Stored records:

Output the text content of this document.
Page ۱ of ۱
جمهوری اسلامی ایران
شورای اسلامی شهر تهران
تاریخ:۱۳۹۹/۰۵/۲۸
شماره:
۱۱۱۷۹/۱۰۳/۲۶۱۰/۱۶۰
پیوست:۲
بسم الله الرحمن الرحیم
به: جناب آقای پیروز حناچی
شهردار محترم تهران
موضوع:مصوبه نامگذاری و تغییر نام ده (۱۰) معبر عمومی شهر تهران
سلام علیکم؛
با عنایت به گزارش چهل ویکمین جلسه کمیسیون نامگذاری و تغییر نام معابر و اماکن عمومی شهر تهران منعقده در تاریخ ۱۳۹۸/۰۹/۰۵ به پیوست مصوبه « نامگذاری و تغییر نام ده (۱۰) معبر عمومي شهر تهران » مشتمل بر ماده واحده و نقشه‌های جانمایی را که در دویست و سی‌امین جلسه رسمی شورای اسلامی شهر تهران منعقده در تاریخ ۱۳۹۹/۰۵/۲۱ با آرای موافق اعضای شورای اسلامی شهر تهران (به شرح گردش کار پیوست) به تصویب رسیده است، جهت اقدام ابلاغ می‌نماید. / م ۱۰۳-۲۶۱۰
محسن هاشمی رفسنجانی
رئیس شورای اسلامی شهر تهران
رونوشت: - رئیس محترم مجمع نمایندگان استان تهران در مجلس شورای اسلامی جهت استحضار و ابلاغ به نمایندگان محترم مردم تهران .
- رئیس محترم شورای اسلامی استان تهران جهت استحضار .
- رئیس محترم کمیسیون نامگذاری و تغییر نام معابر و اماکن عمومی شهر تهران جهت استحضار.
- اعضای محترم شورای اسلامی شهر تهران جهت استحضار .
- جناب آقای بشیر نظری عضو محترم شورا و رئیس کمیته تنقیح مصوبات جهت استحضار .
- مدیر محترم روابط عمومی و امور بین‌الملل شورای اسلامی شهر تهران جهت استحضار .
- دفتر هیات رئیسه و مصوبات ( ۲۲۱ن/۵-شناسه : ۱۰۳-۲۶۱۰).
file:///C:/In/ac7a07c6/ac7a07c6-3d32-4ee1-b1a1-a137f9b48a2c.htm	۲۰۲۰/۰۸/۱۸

The request: Transcribe every entry exactly, omitting nothing.

Output:
Output the text content of this document.
Page ۱ of ۱
جمهوری اسلامی ایران
شورای اسلامی شهر تهران
تاریخ:۱۳۹۹/۰۵/۲۸
شماره:
۱۱۱۷۹/۱۰۳/۲۶۱۰/۱۶۰
پیوست:۲
بسم الله الرحمن الرحیم
به: جناب آقای پیروز حناچی
شهردار محترم تهران
موضوع:مصوبه نامگذاری و تغییر نام ده (۱۰) معبر عمومی شهر تهران
سلام علیکم؛
با عنایت به گزارش چهل ویکمین جلسه کمیسیون نامگذاری و تغییر نام معابر و اماکن عمومی شهر تهران منعقده در تاریخ ۱۳۹۸/۰۹/۰۵ به پیوست مصوبه « نامگذاری و تغییر نام ده (۱۰) معبر عمومي شهر تهران » مشتمل بر ماده واحده و نقشه‌های جانمایی را که در دویست و سی‌امین جلسه رسمی شورای اسلامی شهر تهران منعقده در تاریخ ۱۳۹۹/۰۵/۲۱ با آرای موافق اعضای شورای اسلامی شهر تهران (به شرح گردش کار پیوست) به تصویب رسیده است، جهت اقدام ابلاغ می‌نماید. / م ۱۰۳-۲۶۱۰
محسن هاشمی رفسنجانی
رئیس شورای اسلامی شهر تهران
رونوشت: - رئیس محترم مجمع نمایندگان استان تهران در مجلس شورای اسلامی جهت استحضار و ابلاغ به نمایندگان محترم مردم تهران .
- رئیس محترم شورای اسلامی استان تهران جهت استحضار .
- رئیس محترم کمیسیون نامگذاری و تغییر نام معابر و اماکن عمومی شهر تهران جهت استحضار.
- اعضای محترم شورای اسلامی شهر تهران جهت استحضار .
- جناب آقای بشیر نظری عضو محترم شورا و رئیس کمیته تنقیح مصوبات جهت استحضار .
- مدیر محترم روابط عمومی و امور بین‌الملل شورای اسلامی شهر تهران جهت استحضار .
- دفتر هیات رئیسه و مصوبات ( ۲۲۱ن/۵-شناسه : ۱۰۳-۲۶۱۰).
file:///C:/In/ac7a07c6/ac7a07c6-3d32-4ee1-b1a1-a137f9b48a2c.htm	۲۰۲۰/۰۸/۱۸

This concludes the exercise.